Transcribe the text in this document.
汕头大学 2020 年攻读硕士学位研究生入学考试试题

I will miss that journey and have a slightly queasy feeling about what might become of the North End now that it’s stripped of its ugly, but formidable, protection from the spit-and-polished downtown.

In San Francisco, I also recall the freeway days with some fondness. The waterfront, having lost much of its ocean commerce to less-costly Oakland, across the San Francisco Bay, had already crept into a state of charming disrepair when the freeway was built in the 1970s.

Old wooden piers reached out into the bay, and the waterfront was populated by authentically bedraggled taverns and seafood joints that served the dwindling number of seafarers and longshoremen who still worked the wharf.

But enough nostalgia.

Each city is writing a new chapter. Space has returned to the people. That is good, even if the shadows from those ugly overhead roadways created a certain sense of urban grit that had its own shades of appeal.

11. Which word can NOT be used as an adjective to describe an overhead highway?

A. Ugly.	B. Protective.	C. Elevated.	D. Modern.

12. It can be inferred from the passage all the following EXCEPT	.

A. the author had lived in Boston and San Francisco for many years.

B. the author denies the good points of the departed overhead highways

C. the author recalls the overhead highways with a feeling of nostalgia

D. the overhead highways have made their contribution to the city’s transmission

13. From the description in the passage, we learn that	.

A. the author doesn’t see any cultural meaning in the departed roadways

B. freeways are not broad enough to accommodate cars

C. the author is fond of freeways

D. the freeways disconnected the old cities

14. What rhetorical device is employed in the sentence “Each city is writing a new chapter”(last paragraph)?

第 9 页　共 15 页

--

DIRECTIVE:
Copy out every line in the entries above that holds "have".

FINISHED TASK:
I will miss that journey and have a slightly queasy feeling about what might become of the North End now that it’s stripped of its ugly, but formidable, protection from the spit-and-polished downtown.
D. the overhead highways have made their contribution to the city’s transmission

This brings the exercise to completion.